# [Problem to solve]
Return all of the data exactly as written, without the pictures.

# [Given entries]
** begin **
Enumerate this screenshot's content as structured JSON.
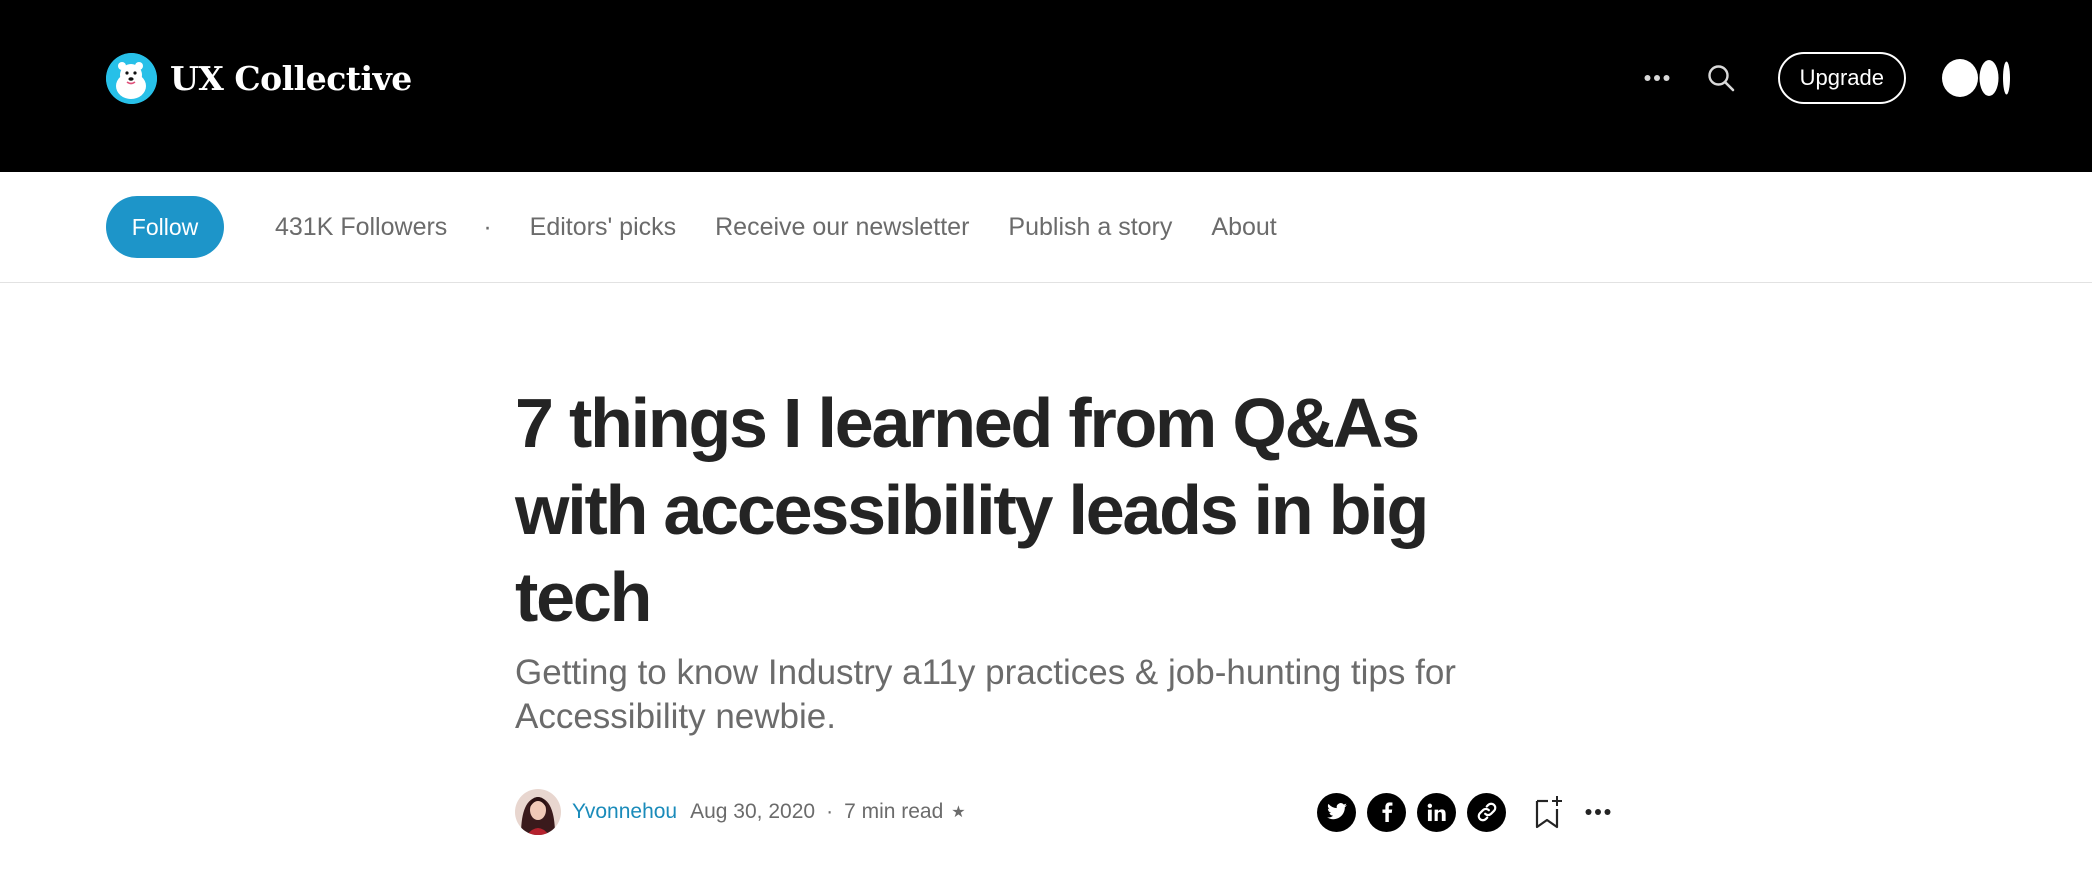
{
  "header": {
    "publication_name": "UX Collective",
    "upgrade_label": "Upgrade"
  },
  "pubnav": {
    "follow_label": "Follow",
    "followers": "431K Followers",
    "separator": "·",
    "links": [
      "Editors' picks",
      "Receive our newsletter",
      "Publish a story",
      "About"
    ]
  },
  "article": {
    "title": "7 things I learned from Q&As with accessibility leads in big tech",
    "subtitle": "Getting to know Industry a11y practices & job-hunting tips for Accessibility newbie.",
    "author": "Yvonnehou",
    "date": "Aug 30, 2020",
    "dot": "·",
    "read_time": "7 min read",
    "member_star": "★"
  },
  "icons": {
    "more": "more-horizontal-icon",
    "search": "search-icon",
    "medium_logo": "medium-logo-icon",
    "share": [
      "twitter-icon",
      "facebook-icon",
      "linkedin-icon",
      "link-icon"
    ],
    "bookmark": "bookmark-add-icon",
    "article_more": "more-horizontal-icon"
  },
  "colors": {
    "topbar_bg": "#000000",
    "follow_bg": "#1d95c9",
    "author_link": "#1a8bba",
    "title": "#242424",
    "muted": "#6b6b6b"
  }
}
** end **
# [The answer]
Enumerate this screenshot's content as structured JSON.
{
  "header": {
    "publication_name": "UX Collective",
    "upgrade_label": "Upgrade"
  },
  "pubnav": {
    "follow_label": "Follow",
    "followers": "431K Followers",
    "separator": "·",
    "links": [
      "Editors' picks",
      "Receive our newsletter",
      "Publish a story",
      "About"
    ]
  },
  "article": {
    "title": "7 things I learned from Q&As with accessibility leads in big tech",
    "subtitle": "Getting to know Industry a11y practices & job-hunting tips for Accessibility newbie.",
    "author": "Yvonnehou",
    "date": "Aug 30, 2020",
    "dot": "·",
    "read_time": "7 min read",
    "member_star": "★"
  },
  "icons": {
    "more": "more-horizontal-icon",
    "search": "search-icon",
    "medium_logo": "medium-logo-icon",
    "share": [
      "twitter-icon",
      "facebook-icon",
      "linkedin-icon",
      "link-icon"
    ],
    "bookmark": "bookmark-add-icon",
    "article_more": "more-horizontal-icon"
  },
  "colors": {
    "topbar_bg": "#000000",
    "follow_bg": "#1d95c9",
    "author_link": "#1a8bba",
    "title": "#242424",
    "muted": "#6b6b6b"
  }
}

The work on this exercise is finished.